Written exercise: Every record that follows should be printed verbatim.

Material provided:
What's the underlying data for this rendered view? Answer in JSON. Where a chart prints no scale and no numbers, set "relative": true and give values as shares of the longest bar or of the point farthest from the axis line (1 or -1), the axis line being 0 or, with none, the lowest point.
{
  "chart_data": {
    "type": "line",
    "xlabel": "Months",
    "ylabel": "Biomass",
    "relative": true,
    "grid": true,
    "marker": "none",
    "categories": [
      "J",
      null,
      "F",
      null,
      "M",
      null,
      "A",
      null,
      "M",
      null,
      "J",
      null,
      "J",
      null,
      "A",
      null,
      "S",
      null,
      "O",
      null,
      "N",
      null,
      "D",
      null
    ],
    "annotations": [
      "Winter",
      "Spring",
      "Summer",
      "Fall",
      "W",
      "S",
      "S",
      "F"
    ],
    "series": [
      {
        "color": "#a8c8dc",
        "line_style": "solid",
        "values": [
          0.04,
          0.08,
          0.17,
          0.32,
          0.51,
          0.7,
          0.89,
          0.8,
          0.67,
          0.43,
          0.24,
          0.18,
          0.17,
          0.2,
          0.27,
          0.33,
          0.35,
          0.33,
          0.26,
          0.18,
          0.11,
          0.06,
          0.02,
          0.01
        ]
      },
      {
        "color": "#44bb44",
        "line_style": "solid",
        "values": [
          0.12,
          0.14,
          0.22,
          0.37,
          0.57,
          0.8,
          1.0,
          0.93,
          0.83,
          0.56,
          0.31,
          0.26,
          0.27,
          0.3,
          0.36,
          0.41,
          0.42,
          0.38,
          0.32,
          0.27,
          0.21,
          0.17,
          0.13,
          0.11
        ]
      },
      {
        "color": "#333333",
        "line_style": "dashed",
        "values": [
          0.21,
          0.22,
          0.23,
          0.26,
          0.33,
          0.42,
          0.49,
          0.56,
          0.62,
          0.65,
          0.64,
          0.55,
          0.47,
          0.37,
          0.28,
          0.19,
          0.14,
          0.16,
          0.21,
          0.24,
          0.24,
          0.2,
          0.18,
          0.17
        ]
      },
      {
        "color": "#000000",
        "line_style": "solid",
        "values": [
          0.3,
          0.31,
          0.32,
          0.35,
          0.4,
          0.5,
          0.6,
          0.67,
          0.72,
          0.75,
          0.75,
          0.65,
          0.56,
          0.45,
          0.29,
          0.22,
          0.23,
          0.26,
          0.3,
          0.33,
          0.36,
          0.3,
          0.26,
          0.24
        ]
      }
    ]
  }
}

Final answer:
What's the underlying data for this rendered view? Answer in JSON. Where a chart prints no scale and no numbers, set "relative": true and give values as shares of the longest bar or of the point farthest from the axis line (1 or -1), the axis line being 0 or, with none, the lowest point.
{
  "chart_data": {
    "type": "line",
    "xlabel": "Months",
    "ylabel": "Biomass",
    "relative": true,
    "grid": true,
    "marker": "none",
    "categories": [
      "J",
      null,
      "F",
      null,
      "M",
      null,
      "A",
      null,
      "M",
      null,
      "J",
      null,
      "J",
      null,
      "A",
      null,
      "S",
      null,
      "O",
      null,
      "N",
      null,
      "D",
      null
    ],
    "annotations": [
      "Winter",
      "Spring",
      "Summer",
      "Fall",
      "W",
      "S",
      "S",
      "F"
    ],
    "series": [
      {
        "color": "#a8c8dc",
        "line_style": "solid",
        "values": [
          0.04,
          0.08,
          0.17,
          0.32,
          0.51,
          0.7,
          0.89,
          0.8,
          0.67,
          0.43,
          0.24,
          0.18,
          0.17,
          0.2,
          0.27,
          0.33,
          0.35,
          0.33,
          0.26,
          0.18,
          0.11,
          0.06,
          0.02,
          0.01
        ]
      },
      {
        "color": "#44bb44",
        "line_style": "solid",
        "values": [
          0.12,
          0.14,
          0.22,
          0.37,
          0.57,
          0.8,
          1.0,
          0.93,
          0.83,
          0.56,
          0.31,
          0.26,
          0.27,
          0.3,
          0.36,
          0.41,
          0.42,
          0.38,
          0.32,
          0.27,
          0.21,
          0.17,
          0.13,
          0.11
        ]
      },
      {
        "color": "#333333",
        "line_style": "dashed",
        "values": [
          0.21,
          0.22,
          0.23,
          0.26,
          0.33,
          0.42,
          0.49,
          0.56,
          0.62,
          0.65,
          0.64,
          0.55,
          0.47,
          0.37,
          0.28,
          0.19,
          0.14,
          0.16,
          0.21,
          0.24,
          0.24,
          0.2,
          0.18,
          0.17
        ]
      },
      {
        "color": "#000000",
        "line_style": "solid",
        "values": [
          0.3,
          0.31,
          0.32,
          0.35,
          0.4,
          0.5,
          0.6,
          0.67,
          0.72,
          0.75,
          0.75,
          0.65,
          0.56,
          0.45,
          0.29,
          0.22,
          0.23,
          0.26,
          0.3,
          0.33,
          0.36,
          0.3,
          0.26,
          0.24
        ]
      }
    ]
  }
}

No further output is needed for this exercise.